[begin SUPPLIED DATA]
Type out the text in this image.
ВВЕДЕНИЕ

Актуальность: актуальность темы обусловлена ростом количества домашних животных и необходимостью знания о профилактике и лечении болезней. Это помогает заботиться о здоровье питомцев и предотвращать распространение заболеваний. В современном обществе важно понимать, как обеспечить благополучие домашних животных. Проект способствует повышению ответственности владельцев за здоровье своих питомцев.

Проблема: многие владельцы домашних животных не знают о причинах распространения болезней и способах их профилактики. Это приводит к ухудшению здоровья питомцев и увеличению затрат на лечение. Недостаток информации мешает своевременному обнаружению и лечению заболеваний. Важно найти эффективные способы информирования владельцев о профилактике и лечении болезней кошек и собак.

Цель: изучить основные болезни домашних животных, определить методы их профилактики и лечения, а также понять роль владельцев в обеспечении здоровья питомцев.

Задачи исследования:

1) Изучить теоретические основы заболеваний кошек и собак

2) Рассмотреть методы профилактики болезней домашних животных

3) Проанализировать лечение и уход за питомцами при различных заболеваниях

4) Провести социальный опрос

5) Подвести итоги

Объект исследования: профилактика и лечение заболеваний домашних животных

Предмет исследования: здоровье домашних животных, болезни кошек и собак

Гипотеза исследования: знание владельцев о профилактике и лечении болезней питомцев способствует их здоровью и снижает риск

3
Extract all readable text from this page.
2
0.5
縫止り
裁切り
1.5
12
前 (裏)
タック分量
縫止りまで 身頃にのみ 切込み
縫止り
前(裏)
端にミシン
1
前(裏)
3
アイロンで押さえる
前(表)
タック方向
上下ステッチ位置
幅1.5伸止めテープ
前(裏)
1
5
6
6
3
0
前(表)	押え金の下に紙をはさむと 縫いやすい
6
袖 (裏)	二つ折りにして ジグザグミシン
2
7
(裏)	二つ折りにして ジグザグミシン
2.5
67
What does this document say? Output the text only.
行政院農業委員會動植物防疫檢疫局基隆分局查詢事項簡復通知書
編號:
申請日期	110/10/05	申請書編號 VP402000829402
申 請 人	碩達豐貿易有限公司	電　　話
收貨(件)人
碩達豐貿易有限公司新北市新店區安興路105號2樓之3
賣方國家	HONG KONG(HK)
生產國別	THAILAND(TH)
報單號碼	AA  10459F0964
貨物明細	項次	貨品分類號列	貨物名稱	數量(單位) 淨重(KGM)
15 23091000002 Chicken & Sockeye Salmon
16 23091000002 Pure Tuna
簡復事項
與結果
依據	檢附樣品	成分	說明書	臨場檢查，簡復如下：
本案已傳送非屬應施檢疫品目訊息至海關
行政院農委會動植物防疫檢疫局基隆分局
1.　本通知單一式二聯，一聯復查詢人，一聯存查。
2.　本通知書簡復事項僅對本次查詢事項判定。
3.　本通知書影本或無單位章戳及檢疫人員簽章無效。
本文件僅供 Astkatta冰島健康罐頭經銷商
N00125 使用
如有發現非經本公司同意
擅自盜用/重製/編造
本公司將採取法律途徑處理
[end SUPPLIED DATA]
**TASK GOAL:** Count how many lines of the listing above include "ジグザグミシン" and report that number alone.

**RESULT:** 2